Collected data entries
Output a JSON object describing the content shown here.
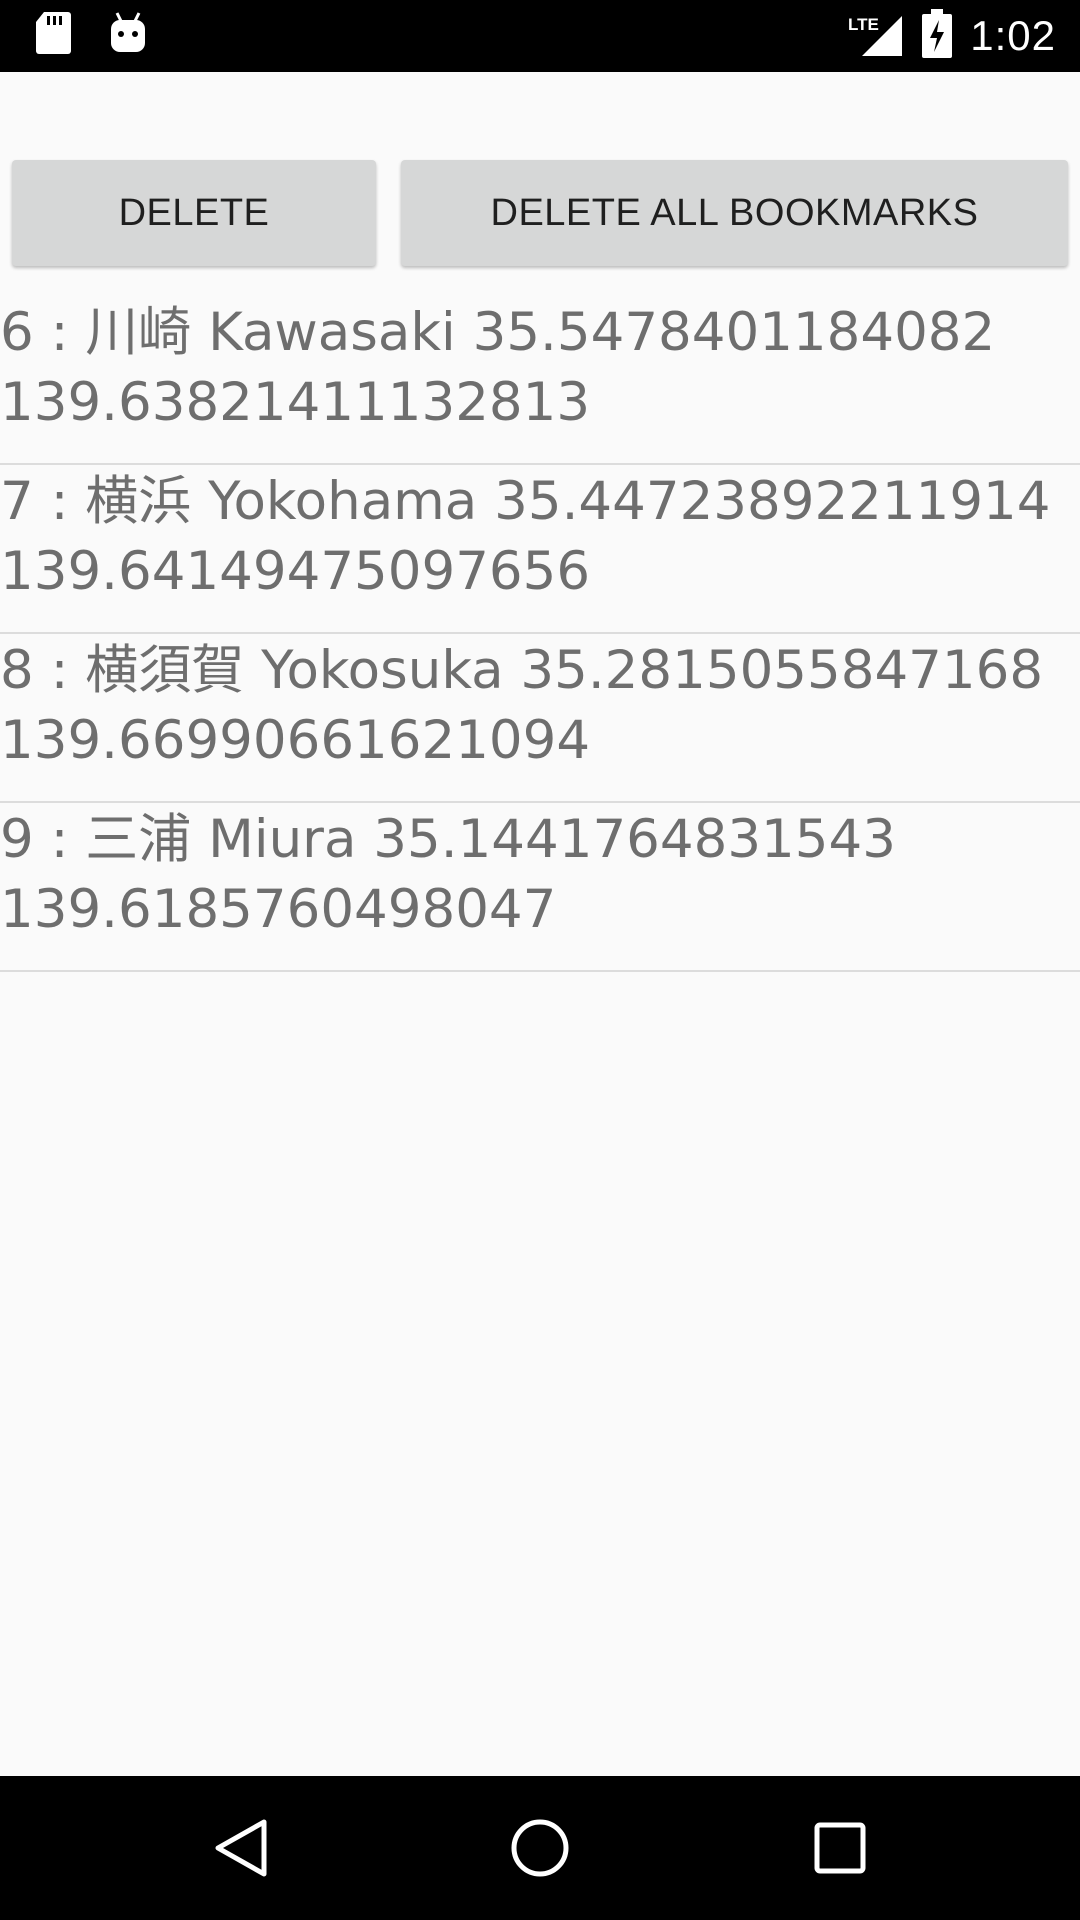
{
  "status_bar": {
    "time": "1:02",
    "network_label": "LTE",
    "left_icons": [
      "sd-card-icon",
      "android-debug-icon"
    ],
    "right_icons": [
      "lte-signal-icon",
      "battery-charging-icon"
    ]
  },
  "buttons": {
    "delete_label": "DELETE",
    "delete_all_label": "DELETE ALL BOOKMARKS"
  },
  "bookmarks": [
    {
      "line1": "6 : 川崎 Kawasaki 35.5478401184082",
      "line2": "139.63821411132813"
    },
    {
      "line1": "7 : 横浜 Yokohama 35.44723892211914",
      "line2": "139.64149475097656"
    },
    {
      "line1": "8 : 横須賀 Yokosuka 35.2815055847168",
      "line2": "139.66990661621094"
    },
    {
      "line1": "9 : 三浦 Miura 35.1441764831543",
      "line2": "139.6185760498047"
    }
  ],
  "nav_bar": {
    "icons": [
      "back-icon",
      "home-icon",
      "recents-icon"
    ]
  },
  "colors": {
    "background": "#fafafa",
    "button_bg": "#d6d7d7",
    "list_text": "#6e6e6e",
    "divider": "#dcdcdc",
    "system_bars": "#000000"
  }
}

#### GIVEN PROBLEM:
The data should be printed again unchanged; leave its pictures out.

#### CORRECT RESULT:
Output a JSON object describing the content shown here.
{
  "status_bar": {
    "time": "1:02",
    "network_label": "LTE",
    "left_icons": [
      "sd-card-icon",
      "android-debug-icon"
    ],
    "right_icons": [
      "lte-signal-icon",
      "battery-charging-icon"
    ]
  },
  "buttons": {
    "delete_label": "DELETE",
    "delete_all_label": "DELETE ALL BOOKMARKS"
  },
  "bookmarks": [
    {
      "line1": "6 : 川崎 Kawasaki 35.5478401184082",
      "line2": "139.63821411132813"
    },
    {
      "line1": "7 : 横浜 Yokohama 35.44723892211914",
      "line2": "139.64149475097656"
    },
    {
      "line1": "8 : 横須賀 Yokosuka 35.2815055847168",
      "line2": "139.66990661621094"
    },
    {
      "line1": "9 : 三浦 Miura 35.1441764831543",
      "line2": "139.6185760498047"
    }
  ],
  "nav_bar": {
    "icons": [
      "back-icon",
      "home-icon",
      "recents-icon"
    ]
  },
  "colors": {
    "background": "#fafafa",
    "button_bg": "#d6d7d7",
    "list_text": "#6e6e6e",
    "divider": "#dcdcdc",
    "system_bars": "#000000"
  }
}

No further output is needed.